◆ **Written task**
Copy every line of the records below that holds the word "name".

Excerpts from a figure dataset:

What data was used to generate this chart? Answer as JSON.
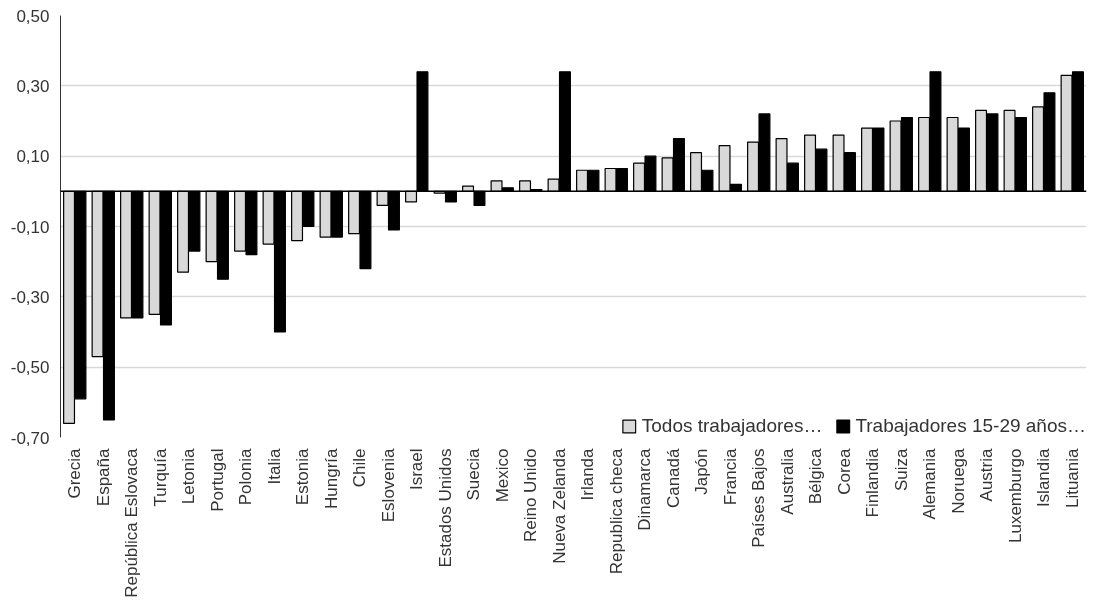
{
  "chart_data": {
    "type": "bar",
    "categories": [
      "Grecia",
      "España",
      "República Eslovaca",
      "Turquía",
      "Letonia",
      "Portugal",
      "Polonia",
      "Italia",
      "Estonia",
      "Hungría",
      "Chile",
      "Eslovenia",
      "Israel",
      "Estados Unidos",
      "Suecia",
      "Mexico",
      "Reino Unido",
      "Nueva Zelanda",
      "Irlanda",
      "Republica checa",
      "Dinamarca",
      "Canadá",
      "Japón",
      "Francia",
      "Países Bajos",
      "Australia",
      "Bélgica",
      "Corea",
      "Finlandia",
      "Suiza",
      "Alemania",
      "Noruega",
      "Austria",
      "Luxemburgo",
      "Islandia",
      "Lituania"
    ],
    "series": [
      {
        "name": "Todos trabajadores…",
        "color": "#d9d9d9",
        "values": [
          -0.66,
          -0.47,
          -0.36,
          -0.35,
          -0.23,
          -0.2,
          -0.17,
          -0.15,
          -0.14,
          -0.13,
          -0.12,
          -0.04,
          -0.03,
          -0.005,
          0.015,
          0.03,
          0.03,
          0.035,
          0.06,
          0.065,
          0.08,
          0.095,
          0.11,
          0.13,
          0.14,
          0.15,
          0.16,
          0.16,
          0.18,
          0.2,
          0.21,
          0.21,
          0.23,
          0.23,
          0.24,
          0.33
        ]
      },
      {
        "name": "Trabajadores 15-29 años…",
        "color": "#000000",
        "values": [
          -0.59,
          -0.65,
          -0.36,
          -0.38,
          -0.17,
          -0.25,
          -0.18,
          -0.4,
          -0.1,
          -0.13,
          -0.22,
          -0.11,
          0.34,
          -0.03,
          -0.04,
          0.01,
          0.005,
          0.34,
          0.06,
          0.065,
          0.1,
          0.15,
          0.06,
          0.02,
          0.22,
          0.08,
          0.12,
          0.11,
          0.18,
          0.21,
          0.34,
          0.18,
          0.22,
          0.21,
          0.28,
          0.34
        ]
      }
    ],
    "ylim": [
      -0.7,
      0.5
    ],
    "yticks": [
      {
        "value": -0.7,
        "label": "-0,70"
      },
      {
        "value": -0.5,
        "label": "-0,50"
      },
      {
        "value": -0.3,
        "label": "-0,30"
      },
      {
        "value": -0.1,
        "label": "-0,10"
      },
      {
        "value": 0.1,
        "label": "0,10"
      },
      {
        "value": 0.3,
        "label": "0,30"
      },
      {
        "value": 0.5,
        "label": "0,50"
      }
    ],
    "grid": "y",
    "legend": "bottom right"
  }
}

◆ **Task response**
        "name": "Todos trabajadores…",
        "name": "Trabajadores 15-29 años…",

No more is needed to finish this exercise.